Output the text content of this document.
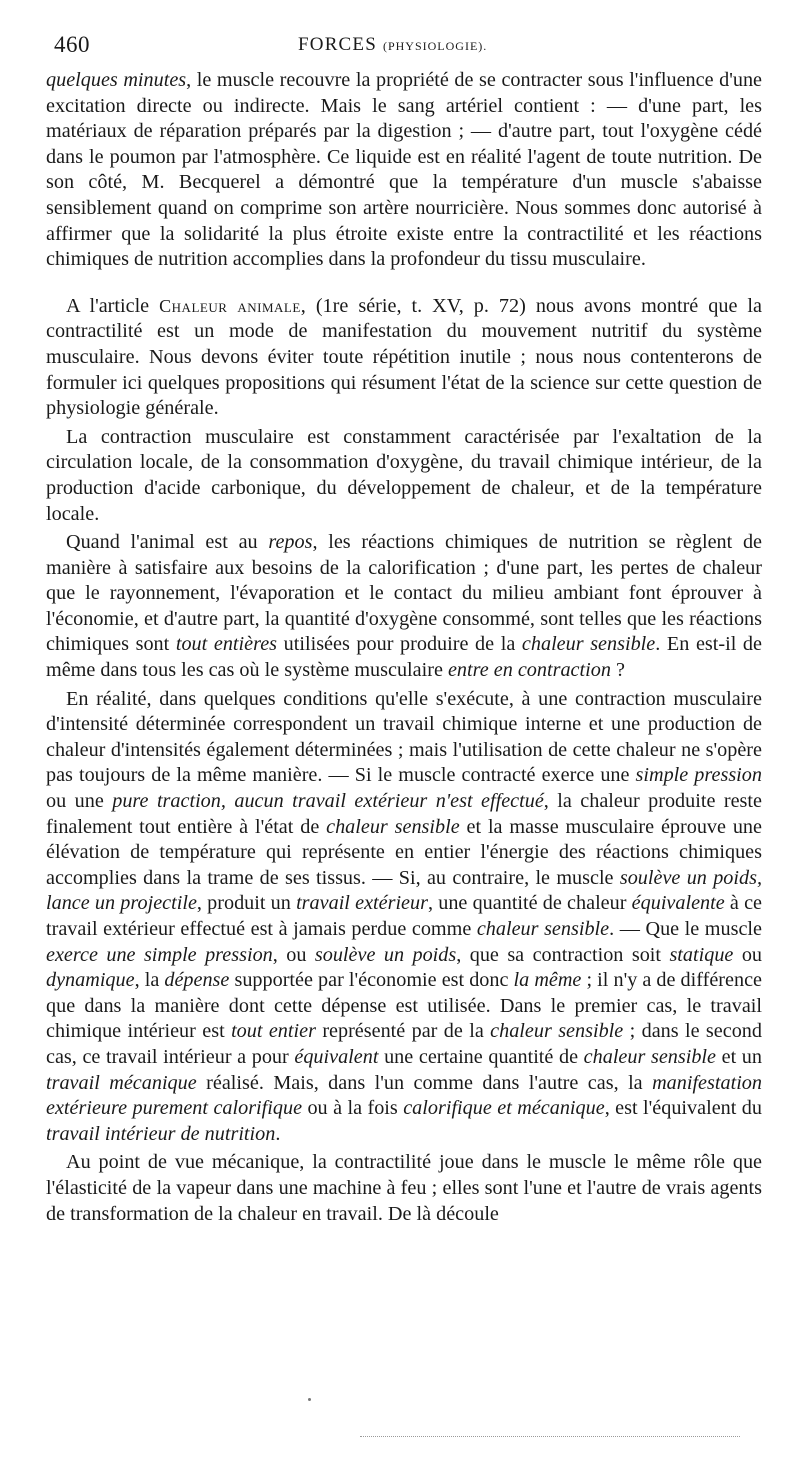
460	FORCES (PHYSIOLOGIE).

quelques minutes, le muscle recouvre la propriété de se contracter sous l'influence d'une excitation directe ou indirecte. Mais le sang artériel contient : — d'une part, les matériaux de réparation préparés par la digestion ; — d'autre part, tout l'oxygène cédé dans le poumon par l'atmosphère. Ce liquide est en réalité l'agent de toute nutrition. De son côté, M. Becquerel a démontré que la température d'un muscle s'abaisse sensiblement quand on comprime son artère nourricière. Nous sommes donc autorisé à affirmer que la solidarité la plus étroite existe entre la contractilité et les réactions chimiques de nutrition accomplies dans la profondeur du tissu musculaire.

A l'article Chaleur animale, (1re série, t. XV, p. 72) nous avons montré que la contractilité est un mode de manifestation du mouvement nutritif du système musculaire. Nous devons éviter toute répétition inutile ; nous nous contenterons de formuler ici quelques propositions qui résument l'état de la science sur cette question de physiologie générale.

La contraction musculaire est constamment caractérisée par l'exaltation de la circulation locale, de la consommation d'oxygène, du travail chimique intérieur, de la production d'acide carbonique, du développement de chaleur, et de la température locale.

Quand l'animal est au repos, les réactions chimiques de nutrition se règlent de manière à satisfaire aux besoins de la calorification ; d'une part, les pertes de chaleur que le rayonnement, l'évaporation et le contact du milieu ambiant font éprouver à l'économie, et d'autre part, la quantité d'oxygène consommé, sont telles que les réactions chimiques sont tout entières utilisées pour produire de la chaleur sensible. En est-il de même dans tous les cas où le système musculaire entre en contraction ?

En réalité, dans quelques conditions qu'elle s'exécute, à une contraction musculaire d'intensité déterminée correspondent un travail chimique interne et une production de chaleur d'intensités également déterminées ; mais l'utilisation de cette chaleur ne s'opère pas toujours de la même manière. — Si le muscle contracté exerce une simple pression ou une pure traction, aucun travail extérieur n'est effectué, la chaleur produite reste finalement tout entière à l'état de chaleur sensible et la masse musculaire éprouve une élévation de température qui représente en entier l'énergie des réactions chimiques accomplies dans la trame de ses tissus. — Si, au contraire, le muscle soulève un poids, lance un projectile, produit un travail extérieur, une quantité de chaleur équivalente à ce travail extérieur effectué est à jamais perdue comme chaleur sensible. — Que le muscle exerce une simple pression, ou soulève un poids, que sa contraction soit statique ou dynamique, la dépense supportée par l'économie est donc la même ; il n'y a de différence que dans la manière dont cette dépense est utilisée. Dans le premier cas, le travail chimique intérieur est tout entier représenté par de la chaleur sensible ; dans le second cas, ce travail intérieur a pour équivalent une certaine quantité de chaleur sensible et un travail mécanique réalisé. Mais, dans l'un comme dans l'autre cas, la manifestation extérieure purement calorifique ou à la fois calorifique et mécanique, est l'équivalent du travail intérieur de nutrition.

Au point de vue mécanique, la contractilité joue dans le muscle le même rôle que l'élasticité de la vapeur dans une machine à feu ; elles sont l'une et l'autre de vrais agents de transformation de la chaleur en travail. De là découle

=======

• [Exercise objective]: Write out the whole listing again, exactly, with no pictures.

• [Final result]:
Output the text content of this document.
460	FORCES (PHYSIOLOGIE).

quelques minutes, le muscle recouvre la propriété de se contracter sous l'influence d'une excitation directe ou indirecte. Mais le sang artériel contient : — d'une part, les matériaux de réparation préparés par la digestion ; — d'autre part, tout l'oxygène cédé dans le poumon par l'atmosphère. Ce liquide est en réalité l'agent de toute nutrition. De son côté, M. Becquerel a démontré que la température d'un muscle s'abaisse sensiblement quand on comprime son artère nourricière. Nous sommes donc autorisé à affirmer que la solidarité la plus étroite existe entre la contractilité et les réactions chimiques de nutrition accomplies dans la profondeur du tissu musculaire.

A l'article Chaleur animale, (1re série, t. XV, p. 72) nous avons montré que la contractilité est un mode de manifestation du mouvement nutritif du système musculaire. Nous devons éviter toute répétition inutile ; nous nous contenterons de formuler ici quelques propositions qui résument l'état de la science sur cette question de physiologie générale.

La contraction musculaire est constamment caractérisée par l'exaltation de la circulation locale, de la consommation d'oxygène, du travail chimique intérieur, de la production d'acide carbonique, du développement de chaleur, et de la température locale.

Quand l'animal est au repos, les réactions chimiques de nutrition se règlent de manière à satisfaire aux besoins de la calorification ; d'une part, les pertes de chaleur que le rayonnement, l'évaporation et le contact du milieu ambiant font éprouver à l'économie, et d'autre part, la quantité d'oxygène consommé, sont telles que les réactions chimiques sont tout entières utilisées pour produire de la chaleur sensible. En est-il de même dans tous les cas où le système musculaire entre en contraction ?

En réalité, dans quelques conditions qu'elle s'exécute, à une contraction musculaire d'intensité déterminée correspondent un travail chimique interne et une production de chaleur d'intensités également déterminées ; mais l'utilisation de cette chaleur ne s'opère pas toujours de la même manière. — Si le muscle contracté exerce une simple pression ou une pure traction, aucun travail extérieur n'est effectué, la chaleur produite reste finalement tout entière à l'état de chaleur sensible et la masse musculaire éprouve une élévation de température qui représente en entier l'énergie des réactions chimiques accomplies dans la trame de ses tissus. — Si, au contraire, le muscle soulève un poids, lance un projectile, produit un travail extérieur, une quantité de chaleur équivalente à ce travail extérieur effectué est à jamais perdue comme chaleur sensible. — Que le muscle exerce une simple pression, ou soulève un poids, que sa contraction soit statique ou dynamique, la dépense supportée par l'économie est donc la même ; il n'y a de différence que dans la manière dont cette dépense est utilisée. Dans le premier cas, le travail chimique intérieur est tout entier représenté par de la chaleur sensible ; dans le second cas, ce travail intérieur a pour équivalent une certaine quantité de chaleur sensible et un travail mécanique réalisé. Mais, dans l'un comme dans l'autre cas, la manifestation extérieure purement calorifique ou à la fois calorifique et mécanique, est l'équivalent du travail intérieur de nutrition.

Au point de vue mécanique, la contractilité joue dans le muscle le même rôle que l'élasticité de la vapeur dans une machine à feu ; elles sont l'une et l'autre de vrais agents de transformation de la chaleur en travail. De là découle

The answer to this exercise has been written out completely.